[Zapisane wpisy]
━━━━━━━━━━━━━━━━━━━━━━━━━━━━━━

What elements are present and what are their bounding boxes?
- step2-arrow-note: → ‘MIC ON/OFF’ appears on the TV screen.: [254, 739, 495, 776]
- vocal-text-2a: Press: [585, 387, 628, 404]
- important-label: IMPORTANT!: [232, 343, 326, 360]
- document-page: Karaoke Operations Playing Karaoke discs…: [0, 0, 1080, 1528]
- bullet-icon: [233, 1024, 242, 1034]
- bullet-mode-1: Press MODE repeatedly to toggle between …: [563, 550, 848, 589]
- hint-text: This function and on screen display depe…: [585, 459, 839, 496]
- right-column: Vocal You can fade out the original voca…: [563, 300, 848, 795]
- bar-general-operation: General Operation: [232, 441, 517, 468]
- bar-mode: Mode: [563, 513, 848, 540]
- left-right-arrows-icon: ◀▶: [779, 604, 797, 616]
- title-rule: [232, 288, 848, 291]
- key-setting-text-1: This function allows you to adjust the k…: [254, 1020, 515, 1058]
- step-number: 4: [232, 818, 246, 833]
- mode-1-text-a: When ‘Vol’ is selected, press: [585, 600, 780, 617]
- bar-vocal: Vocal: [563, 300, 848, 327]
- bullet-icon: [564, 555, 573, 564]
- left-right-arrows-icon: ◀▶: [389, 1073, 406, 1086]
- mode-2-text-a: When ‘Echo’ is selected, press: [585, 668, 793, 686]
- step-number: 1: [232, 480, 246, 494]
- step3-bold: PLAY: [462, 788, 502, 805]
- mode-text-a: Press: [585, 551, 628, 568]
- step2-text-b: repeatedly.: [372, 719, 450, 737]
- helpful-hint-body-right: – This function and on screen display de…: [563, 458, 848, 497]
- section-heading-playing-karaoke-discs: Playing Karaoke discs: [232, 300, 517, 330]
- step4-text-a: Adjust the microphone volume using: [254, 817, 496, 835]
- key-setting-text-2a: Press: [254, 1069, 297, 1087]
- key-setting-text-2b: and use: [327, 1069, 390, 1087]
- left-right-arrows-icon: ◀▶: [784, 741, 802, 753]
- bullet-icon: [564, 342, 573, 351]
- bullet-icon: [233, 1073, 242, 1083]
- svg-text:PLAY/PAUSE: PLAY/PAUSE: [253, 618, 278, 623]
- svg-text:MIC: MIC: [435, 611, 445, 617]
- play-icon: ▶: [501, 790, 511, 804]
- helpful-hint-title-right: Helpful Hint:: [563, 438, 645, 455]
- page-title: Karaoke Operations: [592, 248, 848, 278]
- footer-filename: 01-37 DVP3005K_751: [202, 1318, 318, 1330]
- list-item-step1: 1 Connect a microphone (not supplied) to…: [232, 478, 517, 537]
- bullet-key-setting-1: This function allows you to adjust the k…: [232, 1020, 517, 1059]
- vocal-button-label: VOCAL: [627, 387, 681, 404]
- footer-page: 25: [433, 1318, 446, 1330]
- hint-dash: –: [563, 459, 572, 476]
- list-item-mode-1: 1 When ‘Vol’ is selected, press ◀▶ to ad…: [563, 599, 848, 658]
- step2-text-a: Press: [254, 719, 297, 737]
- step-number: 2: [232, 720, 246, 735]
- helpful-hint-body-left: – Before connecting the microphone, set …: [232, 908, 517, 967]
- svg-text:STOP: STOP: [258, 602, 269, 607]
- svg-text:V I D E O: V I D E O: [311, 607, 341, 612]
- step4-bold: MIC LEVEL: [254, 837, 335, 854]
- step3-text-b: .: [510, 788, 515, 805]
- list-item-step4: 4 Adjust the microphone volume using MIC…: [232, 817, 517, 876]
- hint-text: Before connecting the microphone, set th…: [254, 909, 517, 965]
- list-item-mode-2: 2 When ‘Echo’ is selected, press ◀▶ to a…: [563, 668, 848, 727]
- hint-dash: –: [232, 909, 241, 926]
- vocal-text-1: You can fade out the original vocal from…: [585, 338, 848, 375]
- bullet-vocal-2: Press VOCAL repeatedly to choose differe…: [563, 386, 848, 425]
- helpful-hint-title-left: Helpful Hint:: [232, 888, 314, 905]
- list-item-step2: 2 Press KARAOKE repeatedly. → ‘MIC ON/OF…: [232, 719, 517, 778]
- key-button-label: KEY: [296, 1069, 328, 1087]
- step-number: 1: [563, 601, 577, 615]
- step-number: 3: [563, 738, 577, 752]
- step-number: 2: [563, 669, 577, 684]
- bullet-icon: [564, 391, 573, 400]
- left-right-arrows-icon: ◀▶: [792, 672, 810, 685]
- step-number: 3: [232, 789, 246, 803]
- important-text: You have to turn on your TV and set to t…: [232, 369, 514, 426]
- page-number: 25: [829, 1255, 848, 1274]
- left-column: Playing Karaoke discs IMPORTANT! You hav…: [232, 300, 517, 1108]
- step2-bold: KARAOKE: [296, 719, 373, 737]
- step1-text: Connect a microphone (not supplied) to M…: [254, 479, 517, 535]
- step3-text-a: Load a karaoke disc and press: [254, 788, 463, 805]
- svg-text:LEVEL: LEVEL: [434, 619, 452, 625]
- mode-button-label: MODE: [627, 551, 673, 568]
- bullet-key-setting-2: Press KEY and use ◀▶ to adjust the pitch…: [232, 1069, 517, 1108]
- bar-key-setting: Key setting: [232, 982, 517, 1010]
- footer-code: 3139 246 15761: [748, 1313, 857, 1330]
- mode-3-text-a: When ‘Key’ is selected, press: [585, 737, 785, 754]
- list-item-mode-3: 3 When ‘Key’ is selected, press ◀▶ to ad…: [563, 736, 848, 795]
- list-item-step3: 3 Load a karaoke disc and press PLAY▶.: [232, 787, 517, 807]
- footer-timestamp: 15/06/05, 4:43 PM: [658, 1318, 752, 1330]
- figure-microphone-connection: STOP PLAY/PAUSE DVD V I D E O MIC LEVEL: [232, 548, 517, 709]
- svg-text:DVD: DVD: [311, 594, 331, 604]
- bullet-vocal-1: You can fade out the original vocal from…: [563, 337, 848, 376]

━━━━━━━━━━━━━━━━━━━━━━━━━━━━━━

__Treść polecenia__: Przepisz wiernie, wiersz po wierszu, wszystkie powyższe wpisy.

__Rozwiązanie__:
What elements are present and what are their bounding boxes?
- step2-arrow-note: → ‘MIC ON/OFF’ appears on the TV screen.: [254, 739, 495, 776]
- vocal-text-2a: Press: [585, 387, 628, 404]
- important-label: IMPORTANT!: [232, 343, 326, 360]
- document-page: Karaoke Operations Playing Karaoke discs…: [0, 0, 1080, 1528]
- bullet-icon: [233, 1024, 242, 1034]
- bullet-mode-1: Press MODE repeatedly to toggle between …: [563, 550, 848, 589]
- hint-text: This function and on screen display depe…: [585, 459, 839, 496]
- right-column: Vocal You can fade out the original voca…: [563, 300, 848, 795]
- bar-general-operation: General Operation: [232, 441, 517, 468]
- bar-mode: Mode: [563, 513, 848, 540]
- left-right-arrows-icon: ◀▶: [779, 604, 797, 616]
- title-rule: [232, 288, 848, 291]
- key-setting-text-1: This function allows you to adjust the k…: [254, 1020, 515, 1058]
- step-number: 4: [232, 818, 246, 833]
- mode-1-text-a: When ‘Vol’ is selected, press: [585, 600, 780, 617]
- bar-vocal: Vocal: [563, 300, 848, 327]
- bullet-icon: [564, 555, 573, 564]
- left-right-arrows-icon: ◀▶: [389, 1073, 406, 1086]
- mode-2-text-a: When ‘Echo’ is selected, press: [585, 668, 793, 686]
- step-number: 1: [232, 480, 246, 494]
- step3-bold: PLAY: [462, 788, 502, 805]
- mode-text-a: Press: [585, 551, 628, 568]
- step2-text-b: repeatedly.: [372, 719, 450, 737]
- helpful-hint-body-right: – This function and on screen display de…: [563, 458, 848, 497]
- section-heading-playing-karaoke-discs: Playing Karaoke discs: [232, 300, 517, 330]
- step4-text-a: Adjust the microphone volume using: [254, 817, 496, 835]
- key-setting-text-2a: Press: [254, 1069, 297, 1087]
- key-setting-text-2b: and use: [327, 1069, 390, 1087]
- left-right-arrows-icon: ◀▶: [784, 741, 802, 753]
- bullet-icon: [564, 342, 573, 351]
- bullet-icon: [233, 1073, 242, 1083]
- svg-text:PLAY/PAUSE: PLAY/PAUSE: [253, 618, 278, 623]
- svg-text:MIC: MIC: [435, 611, 445, 617]
- play-icon: ▶: [501, 790, 511, 804]
- helpful-hint-title-right: Helpful Hint:: [563, 438, 645, 455]
- page-title: Karaoke Operations: [592, 248, 848, 278]
- footer-filename: 01-37 DVP3005K_751: [202, 1318, 318, 1330]
- list-item-step1: 1 Connect a microphone (not supplied) to…: [232, 478, 517, 537]
- bullet-key-setting-1: This function allows you to adjust the k…: [232, 1020, 517, 1059]
- vocal-button-label: VOCAL: [627, 387, 681, 404]
- footer-page: 25: [433, 1318, 446, 1330]
- hint-dash: –: [563, 459, 572, 476]
- list-item-mode-1: 1 When ‘Vol’ is selected, press ◀▶ to ad…: [563, 599, 848, 658]
- step2-text-a: Press: [254, 719, 297, 737]
- step-number: 2: [232, 720, 246, 735]
- helpful-hint-body-left: – Before connecting the microphone, set …: [232, 908, 517, 967]
- svg-text:STOP: STOP: [258, 602, 269, 607]
- svg-text:V I D E O: V I D E O: [311, 607, 341, 612]
- step4-bold: MIC LEVEL: [254, 837, 335, 854]
- step3-text-b: .: [510, 788, 515, 805]
- list-item-step4: 4 Adjust the microphone volume using MIC…: [232, 817, 517, 876]
- hint-text: Before connecting the microphone, set th…: [254, 909, 517, 965]
- list-item-mode-2: 2 When ‘Echo’ is selected, press ◀▶ to a…: [563, 668, 848, 727]
- hint-dash: –: [232, 909, 241, 926]
- vocal-text-1: You can fade out the original vocal from…: [585, 338, 848, 375]
- bullet-vocal-2: Press VOCAL repeatedly to choose differe…: [563, 386, 848, 425]
- helpful-hint-title-left: Helpful Hint:: [232, 888, 314, 905]
- list-item-step2: 2 Press KARAOKE repeatedly. → ‘MIC ON/OF…: [232, 719, 517, 778]
- key-button-label: KEY: [296, 1069, 328, 1087]
- step-number: 1: [563, 601, 577, 615]
- step-number: 3: [563, 738, 577, 752]
- step-number: 2: [563, 669, 577, 684]
- bullet-icon: [564, 391, 573, 400]
- left-right-arrows-icon: ◀▶: [792, 672, 810, 685]
- step-number: 3: [232, 789, 246, 803]
- important-text: You have to turn on your TV and set to t…: [232, 369, 514, 426]
- page-number: 25: [829, 1255, 848, 1274]
- left-column: Playing Karaoke discs IMPORTANT! You hav…: [232, 300, 517, 1108]
- step2-bold: KARAOKE: [296, 719, 373, 737]
- step1-text: Connect a microphone (not supplied) to M…: [254, 479, 517, 535]
- step3-text-a: Load a karaoke disc and press: [254, 788, 463, 805]
- svg-text:LEVEL: LEVEL: [434, 619, 452, 625]
- mode-button-label: MODE: [627, 551, 673, 568]
- bullet-key-setting-2: Press KEY and use ◀▶ to adjust the pitch…: [232, 1069, 517, 1108]
- bar-key-setting: Key setting: [232, 982, 517, 1010]
- footer-code: 3139 246 15761: [748, 1313, 857, 1330]
- mode-3-text-a: When ‘Key’ is selected, press: [585, 737, 785, 754]
- list-item-mode-3: 3 When ‘Key’ is selected, press ◀▶ to ad…: [563, 736, 848, 795]
- list-item-step3: 3 Load a karaoke disc and press PLAY▶.: [232, 787, 517, 807]
- footer-timestamp: 15/06/05, 4:43 PM: [658, 1318, 752, 1330]
- figure-microphone-connection: STOP PLAY/PAUSE DVD V I D E O MIC LEVEL: [232, 548, 517, 709]
- svg-text:DVD: DVD: [311, 594, 331, 604]
- bullet-vocal-1: You can fade out the original vocal from…: [563, 337, 848, 376]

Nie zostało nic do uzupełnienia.